__Directives__:
1 - According to the text on Lampson's congressional races, what percentage of the vote did Lampson win in the May 29, 2012 primary?
2 - Copy the passage of the text on Lampson's congressional races word for word, beginning at the words "After 14th District" and stopping after "had previously represented.".

__Text excerpt__:
=-=-=
An October 22, 2008, poll by John Zogby and the Houston Chronicle said that Olson had a 17-point lead over Lampson.

On October 30, 2008, Larry Sabato predicted Lampson's Congressional race to be a "Republican Pick Up" with Olson defeating Lampson.

On November 4, 2008, Olson defeated Lampson with 52.5% of the vote to Lampson's 45.3%. Lampson carried the Galveston County portion of the district, but could not overcome a 15,900-vote deficit in Harris County.

Later career

2012 Congressional election

After 14th District U.S. Congressman Ron Paul decided that he would not run for re-election to Congress in order to focus on his presidential campaign, Lampson filed papers to run for Congress in that 14th District. The 14th had been shifted well to the east in redistricting, and now included roughly 85 percent of the territory Lampson had represented during his first stint in Congress. Notably, Beaumont and Galveston, the largest cities in Lampson's old district, were now in the 14th. Lampson won the May 29, 2012 primary with 83.23% of the vote and faced State Rep. Randy Weber in the November 6th general election. Lampson was defeated by Weber on November 6, 2012 by a 53% to 45% margin. Lampson only carried his home county of Jefferson County and was unable to overcome the partisan lean of a district that was significantly redder than the territory he had previously represented.
=-=-=
__Stored rows__:

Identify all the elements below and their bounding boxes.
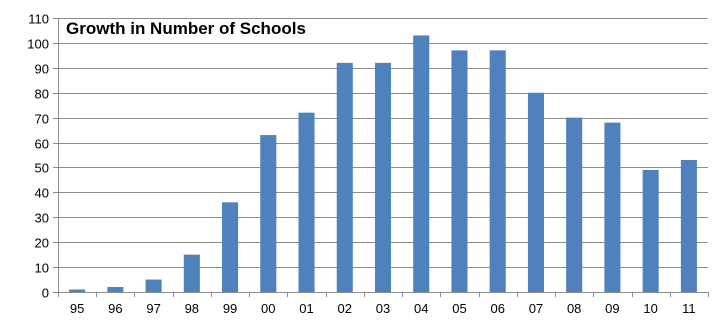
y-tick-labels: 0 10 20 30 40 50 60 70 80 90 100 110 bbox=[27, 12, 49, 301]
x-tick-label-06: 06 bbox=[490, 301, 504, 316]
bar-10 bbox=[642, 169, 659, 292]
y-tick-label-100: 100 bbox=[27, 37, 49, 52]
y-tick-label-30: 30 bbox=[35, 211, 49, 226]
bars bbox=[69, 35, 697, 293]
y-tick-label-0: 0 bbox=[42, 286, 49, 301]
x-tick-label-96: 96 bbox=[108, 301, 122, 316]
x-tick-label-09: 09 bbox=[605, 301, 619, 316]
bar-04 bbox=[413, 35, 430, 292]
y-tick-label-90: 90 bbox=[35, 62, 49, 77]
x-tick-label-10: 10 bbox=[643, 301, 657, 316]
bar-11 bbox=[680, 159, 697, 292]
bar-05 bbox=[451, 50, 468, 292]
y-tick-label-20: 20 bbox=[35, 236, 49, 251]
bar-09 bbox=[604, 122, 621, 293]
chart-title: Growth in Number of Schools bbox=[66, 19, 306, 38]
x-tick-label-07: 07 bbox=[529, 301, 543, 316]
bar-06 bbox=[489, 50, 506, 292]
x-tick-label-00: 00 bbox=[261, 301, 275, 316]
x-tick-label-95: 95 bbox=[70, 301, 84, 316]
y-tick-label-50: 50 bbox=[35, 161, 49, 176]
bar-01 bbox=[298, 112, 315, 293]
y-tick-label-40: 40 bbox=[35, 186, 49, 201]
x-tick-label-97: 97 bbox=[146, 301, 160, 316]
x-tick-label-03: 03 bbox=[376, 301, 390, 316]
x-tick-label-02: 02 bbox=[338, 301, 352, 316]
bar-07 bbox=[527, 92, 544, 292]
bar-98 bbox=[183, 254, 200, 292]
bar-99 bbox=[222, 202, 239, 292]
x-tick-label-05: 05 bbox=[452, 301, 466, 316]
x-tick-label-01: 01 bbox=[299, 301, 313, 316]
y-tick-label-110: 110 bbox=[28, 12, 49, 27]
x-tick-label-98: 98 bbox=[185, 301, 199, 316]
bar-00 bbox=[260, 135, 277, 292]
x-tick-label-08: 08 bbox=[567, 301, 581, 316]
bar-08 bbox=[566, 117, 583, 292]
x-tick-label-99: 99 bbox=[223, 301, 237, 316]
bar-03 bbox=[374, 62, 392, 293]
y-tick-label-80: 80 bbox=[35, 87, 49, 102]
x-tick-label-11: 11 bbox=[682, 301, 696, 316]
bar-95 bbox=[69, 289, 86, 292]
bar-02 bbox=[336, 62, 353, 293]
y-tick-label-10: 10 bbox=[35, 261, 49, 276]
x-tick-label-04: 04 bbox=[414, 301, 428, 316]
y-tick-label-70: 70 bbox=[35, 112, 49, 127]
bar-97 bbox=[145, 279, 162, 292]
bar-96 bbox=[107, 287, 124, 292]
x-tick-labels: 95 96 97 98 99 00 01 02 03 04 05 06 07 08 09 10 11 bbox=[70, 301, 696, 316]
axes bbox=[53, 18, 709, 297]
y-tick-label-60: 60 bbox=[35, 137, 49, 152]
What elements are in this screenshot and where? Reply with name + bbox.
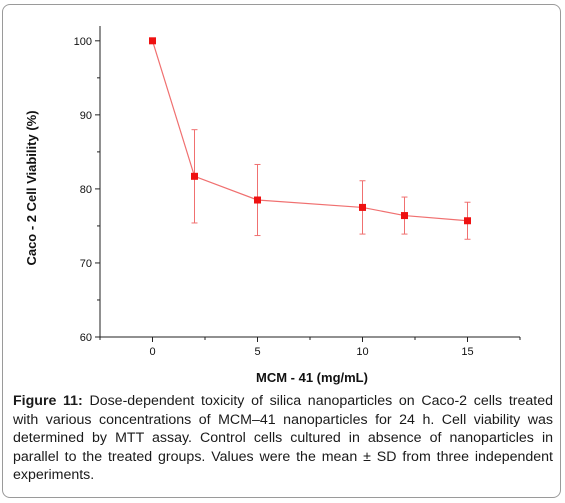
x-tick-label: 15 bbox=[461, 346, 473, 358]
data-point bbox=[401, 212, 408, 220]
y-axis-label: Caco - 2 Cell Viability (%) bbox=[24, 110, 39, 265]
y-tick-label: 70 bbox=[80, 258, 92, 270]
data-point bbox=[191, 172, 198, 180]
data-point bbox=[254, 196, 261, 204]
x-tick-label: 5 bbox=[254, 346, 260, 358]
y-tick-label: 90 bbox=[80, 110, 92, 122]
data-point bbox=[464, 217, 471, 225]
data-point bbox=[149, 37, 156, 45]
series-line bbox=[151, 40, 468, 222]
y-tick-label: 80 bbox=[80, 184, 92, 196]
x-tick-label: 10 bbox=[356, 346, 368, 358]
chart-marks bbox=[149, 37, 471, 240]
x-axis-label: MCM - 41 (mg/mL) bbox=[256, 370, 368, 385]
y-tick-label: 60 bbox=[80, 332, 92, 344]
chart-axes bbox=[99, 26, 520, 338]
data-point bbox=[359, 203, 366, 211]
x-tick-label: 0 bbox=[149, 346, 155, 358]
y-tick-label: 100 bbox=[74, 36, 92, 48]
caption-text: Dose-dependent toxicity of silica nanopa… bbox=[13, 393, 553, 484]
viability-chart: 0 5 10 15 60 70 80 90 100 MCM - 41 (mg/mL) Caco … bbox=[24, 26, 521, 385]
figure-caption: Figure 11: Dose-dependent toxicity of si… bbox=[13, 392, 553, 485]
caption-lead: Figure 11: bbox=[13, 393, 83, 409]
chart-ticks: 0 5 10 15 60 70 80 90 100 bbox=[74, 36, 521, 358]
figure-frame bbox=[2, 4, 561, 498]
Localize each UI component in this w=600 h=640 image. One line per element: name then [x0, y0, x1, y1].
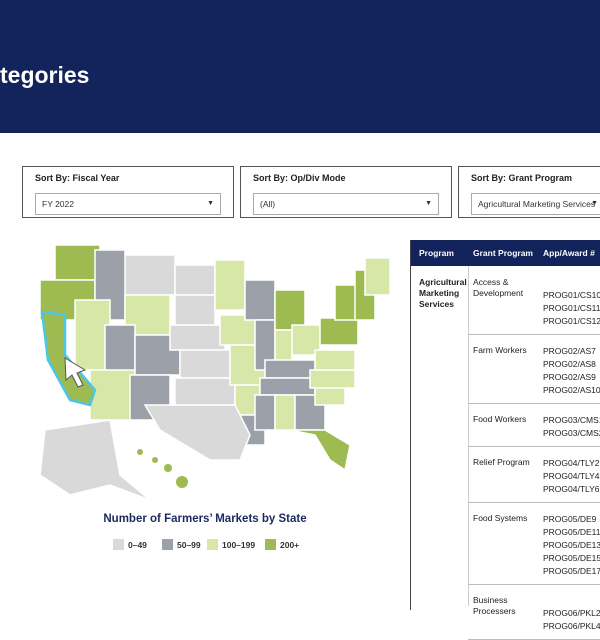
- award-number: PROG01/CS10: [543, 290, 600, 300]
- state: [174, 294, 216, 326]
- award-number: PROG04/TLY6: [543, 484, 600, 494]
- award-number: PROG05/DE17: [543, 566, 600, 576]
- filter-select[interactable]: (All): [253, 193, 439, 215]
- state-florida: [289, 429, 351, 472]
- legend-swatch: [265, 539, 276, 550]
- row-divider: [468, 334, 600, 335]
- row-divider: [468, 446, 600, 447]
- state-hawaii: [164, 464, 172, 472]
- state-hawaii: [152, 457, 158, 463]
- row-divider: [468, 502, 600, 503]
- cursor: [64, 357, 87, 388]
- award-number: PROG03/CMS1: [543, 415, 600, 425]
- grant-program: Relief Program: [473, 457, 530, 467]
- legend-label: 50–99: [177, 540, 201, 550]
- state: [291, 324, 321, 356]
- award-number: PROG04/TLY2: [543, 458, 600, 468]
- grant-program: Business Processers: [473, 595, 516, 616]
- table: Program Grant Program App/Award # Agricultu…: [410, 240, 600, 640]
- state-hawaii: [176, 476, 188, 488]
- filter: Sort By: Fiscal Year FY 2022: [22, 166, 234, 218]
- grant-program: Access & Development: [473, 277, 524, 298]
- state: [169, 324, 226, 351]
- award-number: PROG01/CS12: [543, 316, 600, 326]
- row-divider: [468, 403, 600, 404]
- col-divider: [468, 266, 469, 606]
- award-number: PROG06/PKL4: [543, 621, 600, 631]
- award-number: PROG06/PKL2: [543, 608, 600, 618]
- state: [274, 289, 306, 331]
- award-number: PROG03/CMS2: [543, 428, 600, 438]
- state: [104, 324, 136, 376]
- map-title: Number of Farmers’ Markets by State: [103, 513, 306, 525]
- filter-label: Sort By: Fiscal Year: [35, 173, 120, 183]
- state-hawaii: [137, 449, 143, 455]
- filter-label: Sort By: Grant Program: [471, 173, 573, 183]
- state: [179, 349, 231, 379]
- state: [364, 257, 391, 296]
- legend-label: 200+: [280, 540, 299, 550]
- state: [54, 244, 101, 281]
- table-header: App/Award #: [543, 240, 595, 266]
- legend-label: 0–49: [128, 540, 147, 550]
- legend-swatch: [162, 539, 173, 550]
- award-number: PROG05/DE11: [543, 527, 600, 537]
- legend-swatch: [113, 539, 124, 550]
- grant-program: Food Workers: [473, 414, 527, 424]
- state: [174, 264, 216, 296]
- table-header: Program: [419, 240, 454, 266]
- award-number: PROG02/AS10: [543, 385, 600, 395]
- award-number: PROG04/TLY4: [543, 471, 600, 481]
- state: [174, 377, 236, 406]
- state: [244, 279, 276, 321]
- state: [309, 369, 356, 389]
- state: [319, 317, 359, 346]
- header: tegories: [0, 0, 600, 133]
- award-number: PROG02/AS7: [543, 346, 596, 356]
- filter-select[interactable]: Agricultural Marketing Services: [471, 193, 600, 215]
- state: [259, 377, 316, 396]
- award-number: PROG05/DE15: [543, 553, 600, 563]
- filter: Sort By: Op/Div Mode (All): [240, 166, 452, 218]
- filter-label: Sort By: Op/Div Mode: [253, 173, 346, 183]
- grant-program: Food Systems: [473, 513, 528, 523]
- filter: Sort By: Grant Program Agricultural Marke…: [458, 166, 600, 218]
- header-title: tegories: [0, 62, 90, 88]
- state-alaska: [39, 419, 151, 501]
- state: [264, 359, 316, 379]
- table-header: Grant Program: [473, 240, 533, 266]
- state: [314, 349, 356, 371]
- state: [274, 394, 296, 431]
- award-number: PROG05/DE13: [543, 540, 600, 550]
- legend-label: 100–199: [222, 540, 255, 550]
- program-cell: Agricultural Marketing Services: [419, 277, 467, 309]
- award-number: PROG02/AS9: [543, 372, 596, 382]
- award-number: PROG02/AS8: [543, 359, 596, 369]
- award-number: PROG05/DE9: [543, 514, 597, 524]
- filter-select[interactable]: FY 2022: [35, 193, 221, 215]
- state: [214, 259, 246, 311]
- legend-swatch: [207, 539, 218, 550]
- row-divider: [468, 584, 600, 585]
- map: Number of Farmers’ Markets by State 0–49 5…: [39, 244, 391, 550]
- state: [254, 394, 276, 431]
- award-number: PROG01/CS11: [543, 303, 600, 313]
=-=-=
__Solutions in order__:
1 - 83.23%

2 -
After 14th District U.S. Congressman Ron Paul decided that he would not run for re-election to Congress in order to focus on his presidential campaign, Lampson filed papers to run for Congress in that 14th District. The 14th had been shifted well to the east in redistricting, and now included roughly 85 percent of the territory Lampson had represented during his first stint in Congress. Notably, Beaumont and Galveston, the largest cities in Lampson's old district, were now in the 14th. Lampson won the May 29, 2012 primary with 83.23% of the vote and faced State Rep. Randy Weber in the November 6th general election. Lampson was defeated by Weber on November 6, 2012 by a 53% to 45% margin. Lampson only carried his home county of Jefferson County and was unable to overcome the partisan lean of a district that was significantly redder than the territory he had previously represented.